§ Exercise brief:
All the records that follow need to be reproduced exactly. Omit the images.

Data records

━━━━━━

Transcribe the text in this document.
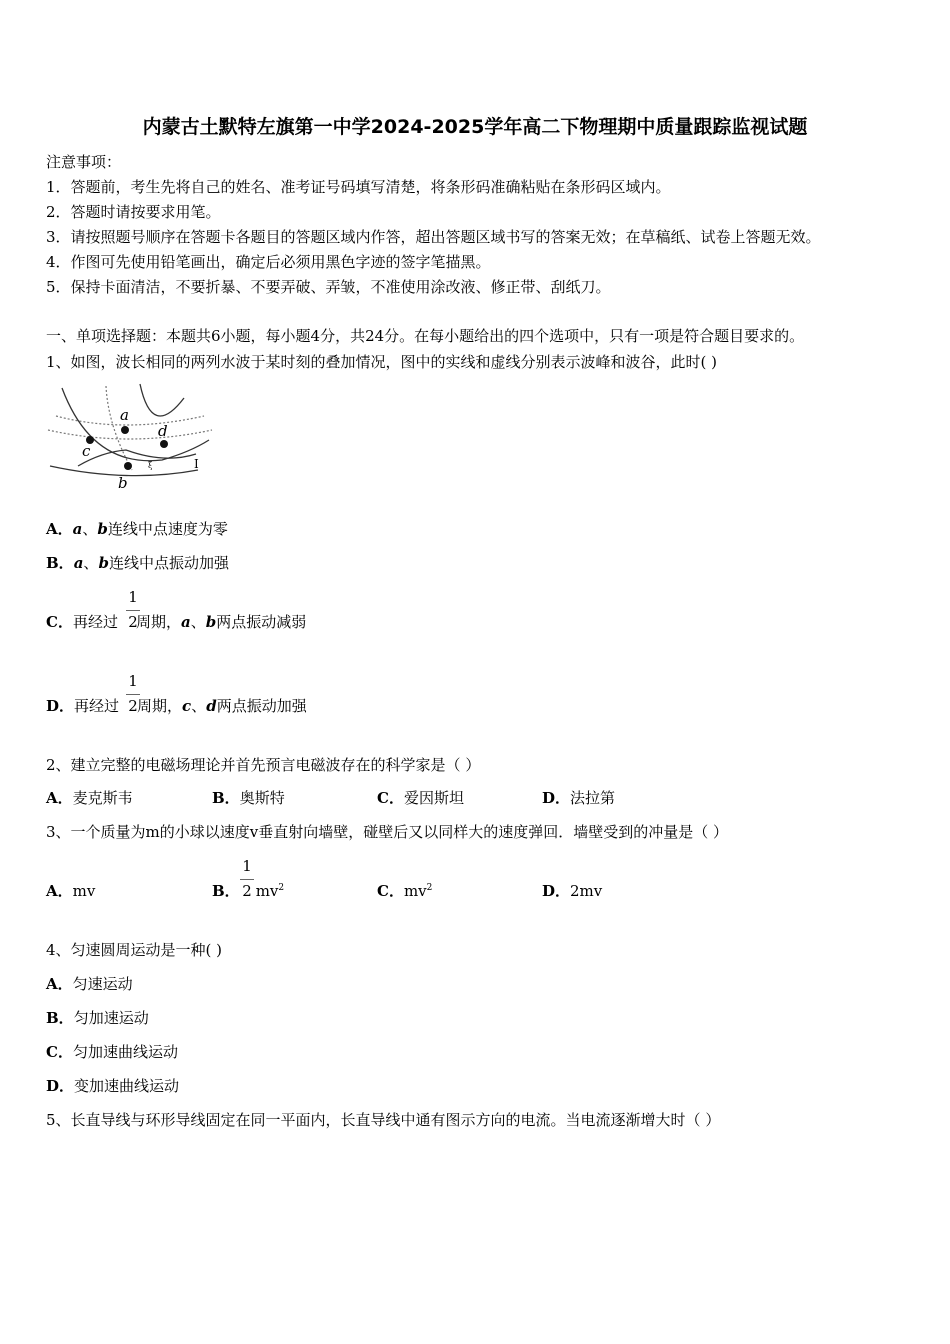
内蒙古土默特左旗第一中学2024-2025学年高二下物理期中质量跟踪监视试题
注意事项：
1．答题前，考生先将自己的姓名、准考证号码填写清楚，将条形码准确粘贴在条形码区域内。
2．答题时请按要求用笔。
3．请按照题号顺序在答题卡各题目的答题区域内作答，超出答题区域书写的答案无效；在草稿纸、试卷上答题无效。
4．作图可先使用铅笔画出，确定后必须用黑色字迹的签字笔描黑。
5．保持卡面清洁，不要折暴、不要弄破、弄皱，不准使用涂改液、修正带、刮纸刀。
一、单项选择题：本题共6小题，每小题4分，共24分。在每小题给出的四个选项中，只有一项是符合题目要求的。
1、如图，波长相同的两列水波于某时刻的叠加情况，图中的实线和虚线分别表示波峰和波谷，此时( )
a
d
c
b
ξ	Ⅰ
A．a、b连线中点速度为零
B．a、b连线中点振动加强
C．再经过 周期，a、b两点振动减弱
1
2
D．再经过 周期，c、d两点振动加强
1
2
2、建立完整的电磁场理论并首先预言电磁波存在的科学家是（ ）
A．麦克斯韦	B．奥斯特	C．爱因斯坦	D．法拉第
3、一个质量为m的小球以速度v垂直射向墙壁，碰壁后又以同样大的速度弹回．墙壁受到的冲量是（ ）
A．mv	B． $mv^2$
1
2	C．$mv^2$	D．2mv
4、匀速圆周运动是一种( )
A．匀速运动
B．匀加速运动
C．匀加速曲线运动
D．变加速曲线运动
5、长直导线与环形导线固定在同一平面内，长直导线中通有图示方向的电流。当电流逐渐增大时（ ）
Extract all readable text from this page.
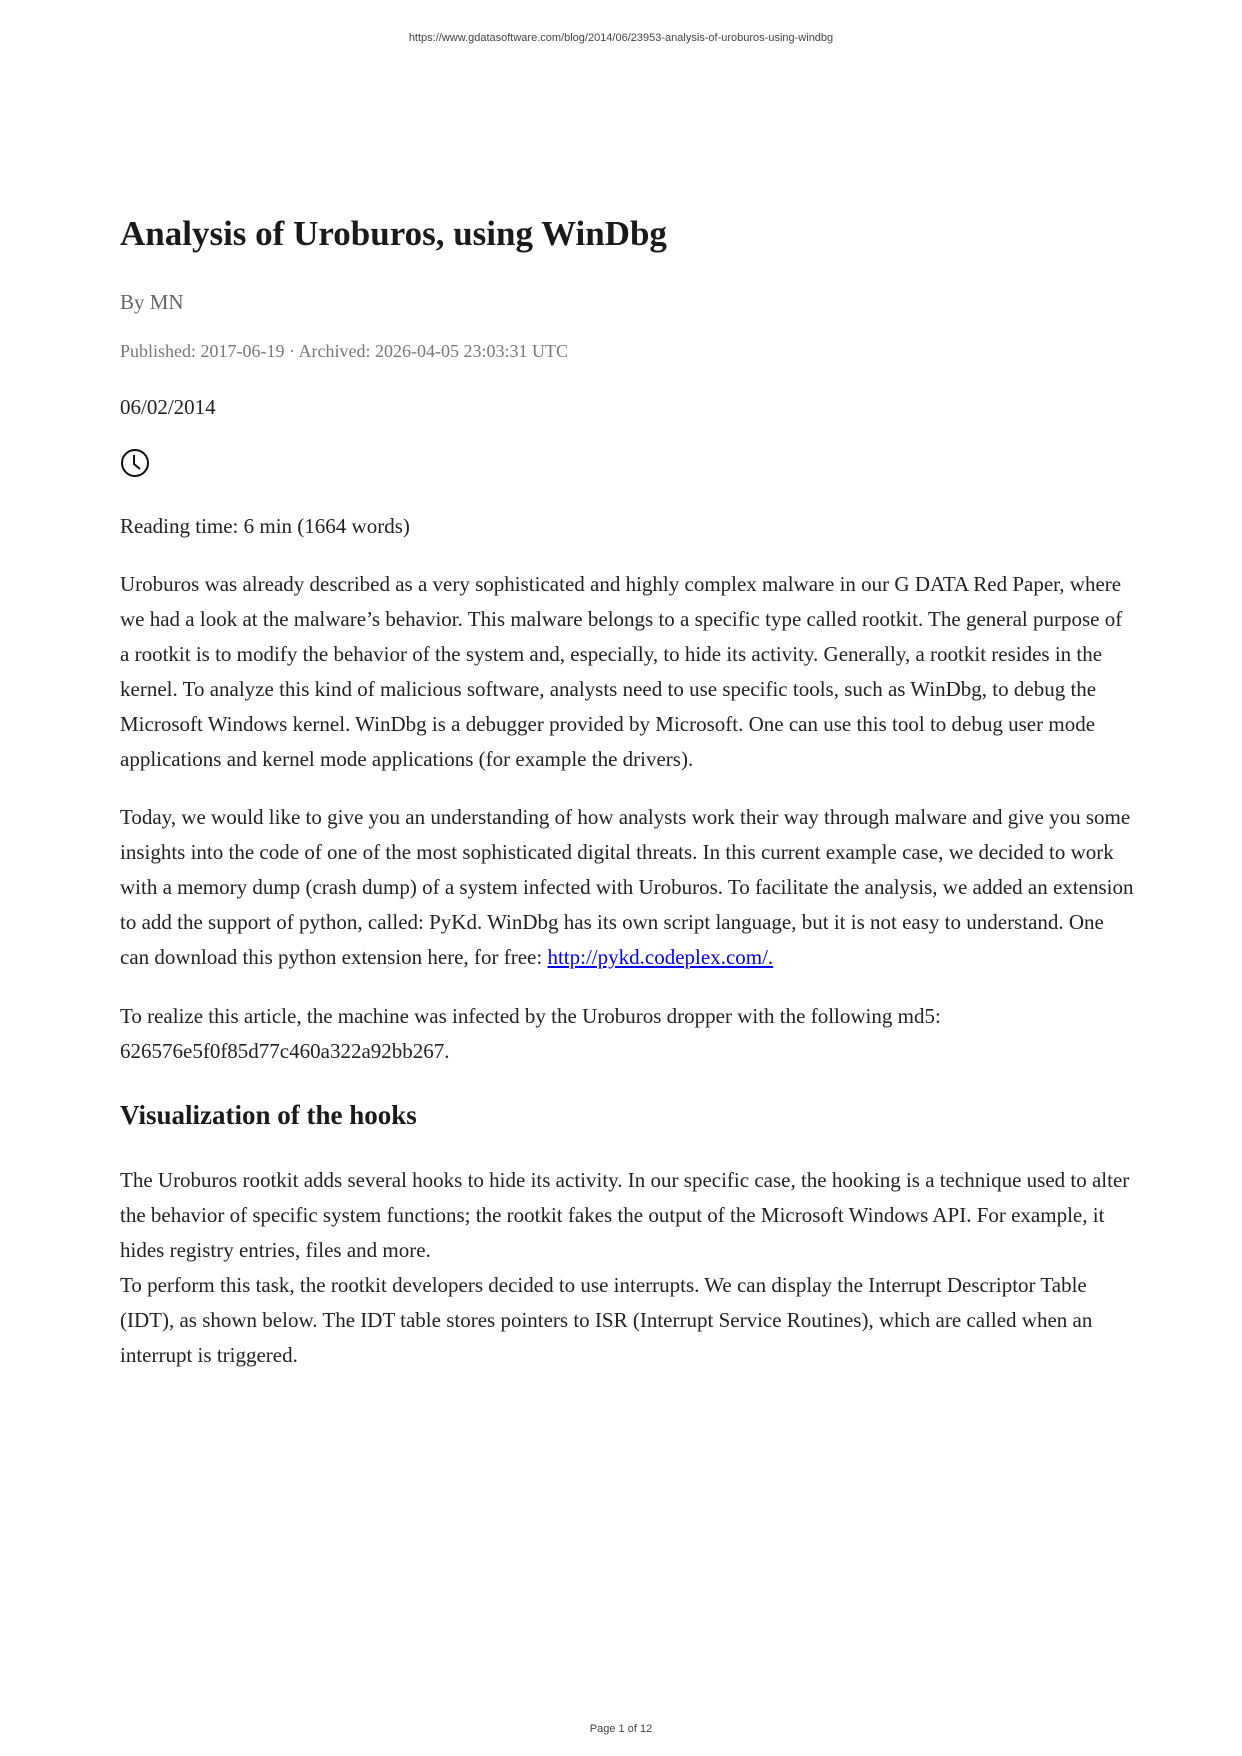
https://www.gdatasoftware.com/blog/2014/06/23953-analysis-of-uroburos-using-windbg
Analysis of Uroburos, using WinDbg
By MN
Published: 2017-06-19 · Archived: 2026-04-05 23:03:31 UTC
06/02/2014

Reading time: 6 min (1664 words)

Uroburos was already described as a very sophisticated and highly complex malware in our G DATA Red Paper, where we had a look at the malware’s behavior. This malware belongs to a specific type called rootkit. The general purpose of a rootkit is to modify the behavior of the system and, especially, to hide its activity. Generally, a rootkit resides in the kernel. To analyze this kind of malicious software, analysts need to use specific tools, such as WinDbg, to debug the Microsoft Windows kernel. WinDbg is a debugger provided by Microsoft. One can use this tool to debug user mode applications and kernel mode applications (for example the drivers).

Today, we would like to give you an understanding of how analysts work their way through malware and give you some insights into the code of one of the most sophisticated digital threats. In this current example case, we decided to work with a memory dump (crash dump) of a system infected with Uroburos. To facilitate the analysis, we added an extension to add the support of python, called: PyKd. WinDbg has its own script language, but it is not easy to understand. One can download this python extension here, for free: http://pykd.codeplex.com/.

To realize this article, the machine was infected by the Uroburos dropper with the following md5: 626576e5f0f85d77c460a322a92bb267.

Visualization of the hooks

The Uroburos rootkit adds several hooks to hide its activity. In our specific case, the hooking is a technique used to alter the behavior of specific system functions; the rootkit fakes the output of the Microsoft Windows API. For example, it hides registry entries, files and more.

To perform this task, the rootkit developers decided to use interrupts. We can display the Interrupt Descriptor Table (IDT), as shown below. The IDT table stores pointers to ISR (Interrupt Service Routines), which are called when an interrupt is triggered.

Page 1 of 12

━━━━━━

§ Response for this exercise:
Transcribe the text in this document.
内蒙古土默特左旗第一中学2024-2025学年高二下物理期中质量跟踪监视试题
注意事项：
1．答题前，考生先将自己的姓名、准考证号码填写清楚，将条形码准确粘贴在条形码区域内。
2．答题时请按要求用笔。
3．请按照题号顺序在答题卡各题目的答题区域内作答，超出答题区域书写的答案无效；在草稿纸、试卷上答题无效。
4．作图可先使用铅笔画出，确定后必须用黑色字迹的签字笔描黑。
5．保持卡面清洁，不要折暴、不要弄破、弄皱，不准使用涂改液、修正带、刮纸刀。
一、单项选择题：本题共6小题，每小题4分，共24分。在每小题给出的四个选项中，只有一项是符合题目要求的。
1、如图，波长相同的两列水波于某时刻的叠加情况，图中的实线和虚线分别表示波峰和波谷，此时( )
a
d
c
b
ξ	Ⅰ
A．a、b连线中点速度为零
B．a、b连线中点振动加强
C．再经过 周期，a、b两点振动减弱
1
2
D．再经过 周期，c、d两点振动加强
1
2
2、建立完整的电磁场理论并首先预言电磁波存在的科学家是（ ）
A．麦克斯韦	B．奥斯特	C．爱因斯坦	D．法拉第
3、一个质量为m的小球以速度v垂直射向墙壁，碰壁后又以同样大的速度弹回．墙壁受到的冲量是（ ）
A．mv	B． $mv^2$
1
2	C．$mv^2$	D．2mv
4、匀速圆周运动是一种( )
A．匀速运动
B．匀加速运动
C．匀加速曲线运动
D．变加速曲线运动
5、长直导线与环形导线固定在同一平面内，长直导线中通有图示方向的电流。当电流逐渐增大时（ ）
Extract all readable text from this page.
https://www.gdatasoftware.com/blog/2014/06/23953-analysis-of-uroburos-using-windbg
Analysis of Uroburos, using WinDbg
By MN
Published: 2017-06-19 · Archived: 2026-04-05 23:03:31 UTC
06/02/2014

Reading time: 6 min (1664 words)

Uroburos was already described as a very sophisticated and highly complex malware in our G DATA Red Paper, where we had a look at the malware’s behavior. This malware belongs to a specific type called rootkit. The general purpose of a rootkit is to modify the behavior of the system and, especially, to hide its activity. Generally, a rootkit resides in the kernel. To analyze this kind of malicious software, analysts need to use specific tools, such as WinDbg, to debug the Microsoft Windows kernel. WinDbg is a debugger provided by Microsoft. One can use this tool to debug user mode applications and kernel mode applications (for example the drivers).

Today, we would like to give you an understanding of how analysts work their way through malware and give you some insights into the code of one of the most sophisticated digital threats. In this current example case, we decided to work with a memory dump (crash dump) of a system infected with Uroburos. To facilitate the analysis, we added an extension to add the support of python, called: PyKd. WinDbg has its own script language, but it is not easy to understand. One can download this python extension here, for free: http://pykd.codeplex.com/.

To realize this article, the machine was infected by the Uroburos dropper with the following md5: 626576e5f0f85d77c460a322a92bb267.

Visualization of the hooks

The Uroburos rootkit adds several hooks to hide its activity. In our specific case, the hooking is a technique used to alter the behavior of specific system functions; the rootkit fakes the output of the Microsoft Windows API. For example, it hides registry entries, files and more.

To perform this task, the rootkit developers decided to use interrupts. We can display the Interrupt Descriptor Table (IDT), as shown below. The IDT table stores pointers to ISR (Interrupt Service Routines), which are called when an interrupt is triggered.

Page 1 of 12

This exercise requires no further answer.